Scan the material below for the string "전문기관", and copy every line where it shows up.

Extracted data entries
## BEGIN

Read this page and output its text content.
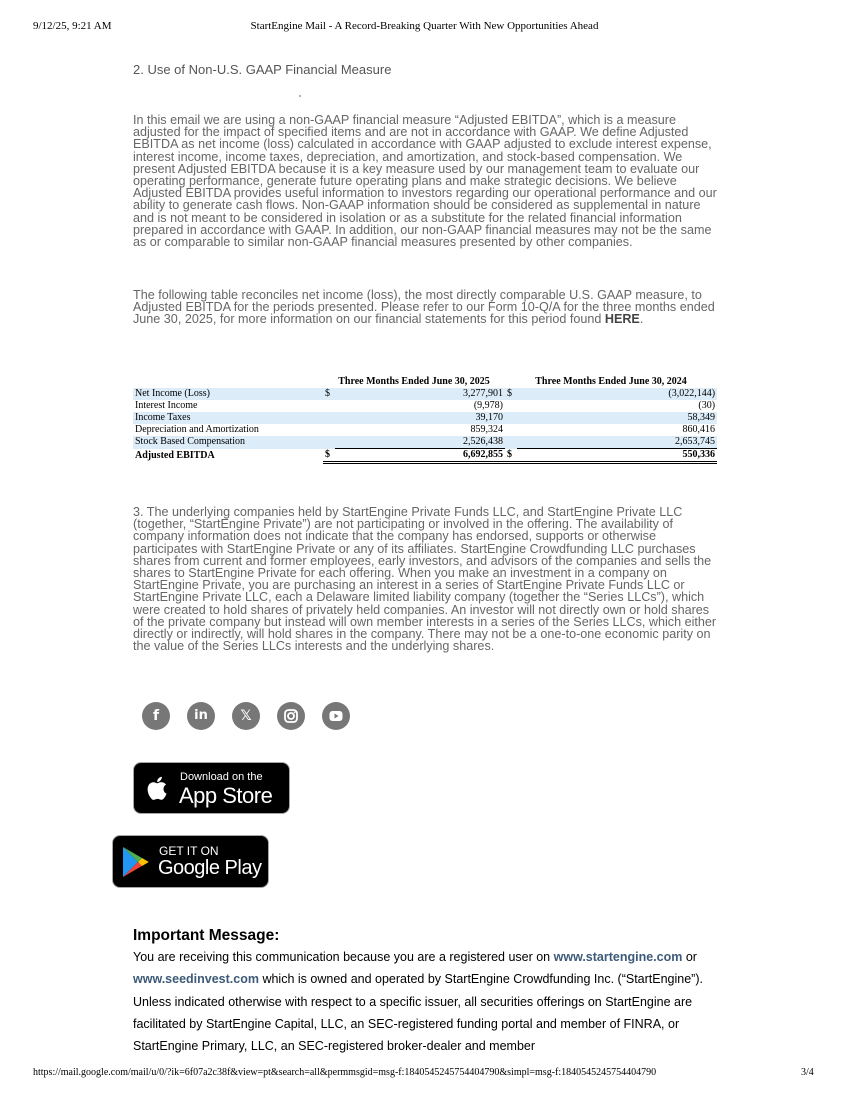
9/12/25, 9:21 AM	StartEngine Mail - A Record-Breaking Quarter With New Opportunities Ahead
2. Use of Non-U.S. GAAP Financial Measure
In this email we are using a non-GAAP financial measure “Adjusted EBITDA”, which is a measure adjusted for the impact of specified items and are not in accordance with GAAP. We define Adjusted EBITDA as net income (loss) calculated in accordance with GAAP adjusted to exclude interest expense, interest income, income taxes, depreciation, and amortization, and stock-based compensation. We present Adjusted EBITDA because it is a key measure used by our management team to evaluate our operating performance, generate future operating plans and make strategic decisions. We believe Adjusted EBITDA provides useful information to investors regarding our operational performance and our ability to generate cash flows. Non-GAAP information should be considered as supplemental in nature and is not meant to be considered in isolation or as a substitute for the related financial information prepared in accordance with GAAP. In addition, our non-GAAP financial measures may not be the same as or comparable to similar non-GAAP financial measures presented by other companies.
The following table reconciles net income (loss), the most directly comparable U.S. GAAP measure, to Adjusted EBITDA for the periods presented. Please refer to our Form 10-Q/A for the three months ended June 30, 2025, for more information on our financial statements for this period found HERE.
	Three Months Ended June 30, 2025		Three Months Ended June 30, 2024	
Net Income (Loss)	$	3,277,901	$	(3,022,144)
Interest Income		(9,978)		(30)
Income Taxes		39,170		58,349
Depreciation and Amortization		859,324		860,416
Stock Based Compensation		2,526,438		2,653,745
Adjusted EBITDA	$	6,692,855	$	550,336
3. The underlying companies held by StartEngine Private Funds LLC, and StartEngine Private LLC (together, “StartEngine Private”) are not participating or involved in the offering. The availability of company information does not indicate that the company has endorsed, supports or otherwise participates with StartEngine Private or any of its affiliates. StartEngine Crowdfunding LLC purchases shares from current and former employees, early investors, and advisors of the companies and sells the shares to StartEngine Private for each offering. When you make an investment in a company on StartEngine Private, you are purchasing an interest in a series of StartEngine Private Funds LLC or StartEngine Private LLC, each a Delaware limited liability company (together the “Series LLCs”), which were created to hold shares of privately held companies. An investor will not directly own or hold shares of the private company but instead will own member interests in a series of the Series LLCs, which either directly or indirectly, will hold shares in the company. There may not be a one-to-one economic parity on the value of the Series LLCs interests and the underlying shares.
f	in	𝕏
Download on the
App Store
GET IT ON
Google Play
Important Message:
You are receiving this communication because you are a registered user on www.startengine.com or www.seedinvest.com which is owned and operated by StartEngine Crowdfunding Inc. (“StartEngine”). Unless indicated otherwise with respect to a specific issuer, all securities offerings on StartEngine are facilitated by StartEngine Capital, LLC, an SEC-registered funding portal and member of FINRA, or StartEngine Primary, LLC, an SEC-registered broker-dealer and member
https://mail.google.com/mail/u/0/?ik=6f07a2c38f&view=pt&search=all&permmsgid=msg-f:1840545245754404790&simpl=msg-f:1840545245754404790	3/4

## END
## BEGIN

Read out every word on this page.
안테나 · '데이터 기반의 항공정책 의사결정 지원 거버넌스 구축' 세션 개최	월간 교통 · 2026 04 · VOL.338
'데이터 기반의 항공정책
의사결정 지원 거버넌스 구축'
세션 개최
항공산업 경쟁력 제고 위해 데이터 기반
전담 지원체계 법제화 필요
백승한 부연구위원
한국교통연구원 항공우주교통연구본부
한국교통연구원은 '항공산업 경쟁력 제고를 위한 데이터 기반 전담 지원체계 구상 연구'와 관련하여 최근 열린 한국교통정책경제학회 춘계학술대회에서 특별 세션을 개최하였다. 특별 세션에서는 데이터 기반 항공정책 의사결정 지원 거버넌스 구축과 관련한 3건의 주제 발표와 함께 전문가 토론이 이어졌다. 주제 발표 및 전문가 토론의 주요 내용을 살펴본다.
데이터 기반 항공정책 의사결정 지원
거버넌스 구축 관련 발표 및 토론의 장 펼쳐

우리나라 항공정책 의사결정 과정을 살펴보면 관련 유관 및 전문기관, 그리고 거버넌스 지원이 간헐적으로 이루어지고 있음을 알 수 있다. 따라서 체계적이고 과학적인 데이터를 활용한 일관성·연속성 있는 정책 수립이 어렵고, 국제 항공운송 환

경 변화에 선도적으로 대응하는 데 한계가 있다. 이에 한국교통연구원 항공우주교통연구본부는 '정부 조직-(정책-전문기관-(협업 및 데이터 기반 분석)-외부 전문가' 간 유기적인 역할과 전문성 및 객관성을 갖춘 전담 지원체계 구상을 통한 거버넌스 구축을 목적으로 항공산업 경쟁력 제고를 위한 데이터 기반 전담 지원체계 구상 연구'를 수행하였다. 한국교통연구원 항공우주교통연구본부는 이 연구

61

## END
## BEGIN

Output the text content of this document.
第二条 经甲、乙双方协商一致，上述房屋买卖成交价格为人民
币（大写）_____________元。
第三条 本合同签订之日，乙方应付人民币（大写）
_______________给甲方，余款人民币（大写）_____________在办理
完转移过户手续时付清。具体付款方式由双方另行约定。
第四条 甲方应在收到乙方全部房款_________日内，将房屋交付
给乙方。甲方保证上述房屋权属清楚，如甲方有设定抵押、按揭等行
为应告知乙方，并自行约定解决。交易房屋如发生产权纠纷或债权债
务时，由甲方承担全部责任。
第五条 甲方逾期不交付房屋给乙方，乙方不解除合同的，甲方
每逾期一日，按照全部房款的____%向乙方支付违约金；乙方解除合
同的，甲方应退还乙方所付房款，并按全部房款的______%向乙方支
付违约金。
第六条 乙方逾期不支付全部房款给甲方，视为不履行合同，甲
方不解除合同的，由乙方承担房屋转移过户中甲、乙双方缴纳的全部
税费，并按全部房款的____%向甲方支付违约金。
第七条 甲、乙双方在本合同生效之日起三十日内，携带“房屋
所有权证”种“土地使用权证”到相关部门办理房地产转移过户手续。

## END

• **Result of the task**
우리나라 항공정책 의사결정 과정을 살펴보면 관련 유관 및 전문기관, 그리고 거버넌스 지원이 간헐적으로 이루어지고 있음을 알 수 있다. 따라서 체계적이고 과학적인 데이터를 활용한 일관성·연속성 있는 정책 수립이 어렵고, 국제 항공운송 환
경 변화에 선도적으로 대응하는 데 한계가 있다. 이에 한국교통연구원 항공우주교통연구본부는 '정부 조직-(정책-전문기관-(협업 및 데이터 기반 분석)-외부 전문가' 간 유기적인 역할과 전문성 및 객관성을 갖춘 전담 지원체계 구상을 통한 거버넌스 구축을 목적으로 항공산업 경쟁력 제고를 위한 데이터 기반 전담 지원체계 구상 연구'를 수행하였다. 한국교통연구원 항공우주교통연구본부는 이 연구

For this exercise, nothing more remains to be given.